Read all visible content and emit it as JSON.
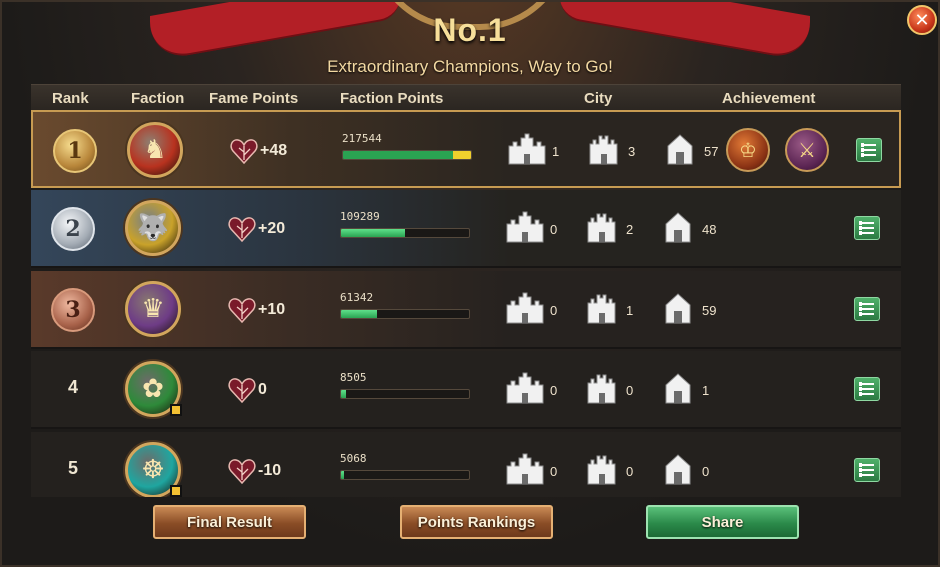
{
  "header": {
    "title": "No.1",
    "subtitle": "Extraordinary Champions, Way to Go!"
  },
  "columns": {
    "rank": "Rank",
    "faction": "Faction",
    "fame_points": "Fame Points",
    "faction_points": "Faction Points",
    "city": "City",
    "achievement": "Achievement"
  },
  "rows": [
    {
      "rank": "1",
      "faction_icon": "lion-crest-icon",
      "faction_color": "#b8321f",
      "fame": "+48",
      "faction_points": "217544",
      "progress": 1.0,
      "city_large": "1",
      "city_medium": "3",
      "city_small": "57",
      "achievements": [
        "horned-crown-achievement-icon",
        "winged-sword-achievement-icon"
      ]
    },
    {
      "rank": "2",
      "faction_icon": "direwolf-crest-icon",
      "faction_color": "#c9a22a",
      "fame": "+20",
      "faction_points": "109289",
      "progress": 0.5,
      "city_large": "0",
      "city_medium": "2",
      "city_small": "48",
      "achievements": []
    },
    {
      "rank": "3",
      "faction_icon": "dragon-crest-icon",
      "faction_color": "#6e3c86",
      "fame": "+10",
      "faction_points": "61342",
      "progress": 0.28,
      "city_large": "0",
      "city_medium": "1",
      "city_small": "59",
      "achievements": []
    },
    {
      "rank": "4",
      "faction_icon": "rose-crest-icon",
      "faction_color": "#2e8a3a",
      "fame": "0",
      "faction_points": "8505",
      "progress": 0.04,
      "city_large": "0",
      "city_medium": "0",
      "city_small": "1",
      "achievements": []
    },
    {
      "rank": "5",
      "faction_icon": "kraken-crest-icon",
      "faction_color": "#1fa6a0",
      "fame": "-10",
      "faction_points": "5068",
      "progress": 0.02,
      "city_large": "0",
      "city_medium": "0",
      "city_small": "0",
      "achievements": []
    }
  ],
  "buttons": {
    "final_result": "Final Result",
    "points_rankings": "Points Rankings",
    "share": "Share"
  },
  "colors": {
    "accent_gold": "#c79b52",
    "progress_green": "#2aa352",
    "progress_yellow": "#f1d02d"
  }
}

================

- _INSTRUCTIONS TO FOLLOW_
Pictures are to be left out; the records above must be repeated word for word.

- _EXERCISE OUTPUT_
Read all visible content and emit it as JSON.
{
  "header": {
    "title": "No.1",
    "subtitle": "Extraordinary Champions, Way to Go!"
  },
  "columns": {
    "rank": "Rank",
    "faction": "Faction",
    "fame_points": "Fame Points",
    "faction_points": "Faction Points",
    "city": "City",
    "achievement": "Achievement"
  },
  "rows": [
    {
      "rank": "1",
      "faction_icon": "lion-crest-icon",
      "faction_color": "#b8321f",
      "fame": "+48",
      "faction_points": "217544",
      "progress": 1.0,
      "city_large": "1",
      "city_medium": "3",
      "city_small": "57",
      "achievements": [
        "horned-crown-achievement-icon",
        "winged-sword-achievement-icon"
      ]
    },
    {
      "rank": "2",
      "faction_icon": "direwolf-crest-icon",
      "faction_color": "#c9a22a",
      "fame": "+20",
      "faction_points": "109289",
      "progress": 0.5,
      "city_large": "0",
      "city_medium": "2",
      "city_small": "48",
      "achievements": []
    },
    {
      "rank": "3",
      "faction_icon": "dragon-crest-icon",
      "faction_color": "#6e3c86",
      "fame": "+10",
      "faction_points": "61342",
      "progress": 0.28,
      "city_large": "0",
      "city_medium": "1",
      "city_small": "59",
      "achievements": []
    },
    {
      "rank": "4",
      "faction_icon": "rose-crest-icon",
      "faction_color": "#2e8a3a",
      "fame": "0",
      "faction_points": "8505",
      "progress": 0.04,
      "city_large": "0",
      "city_medium": "0",
      "city_small": "1",
      "achievements": []
    },
    {
      "rank": "5",
      "faction_icon": "kraken-crest-icon",
      "faction_color": "#1fa6a0",
      "fame": "-10",
      "faction_points": "5068",
      "progress": 0.02,
      "city_large": "0",
      "city_medium": "0",
      "city_small": "0",
      "achievements": []
    }
  ],
  "buttons": {
    "final_result": "Final Result",
    "points_rankings": "Points Rankings",
    "share": "Share"
  },
  "colors": {
    "accent_gold": "#c79b52",
    "progress_green": "#2aa352",
    "progress_yellow": "#f1d02d"
  }
}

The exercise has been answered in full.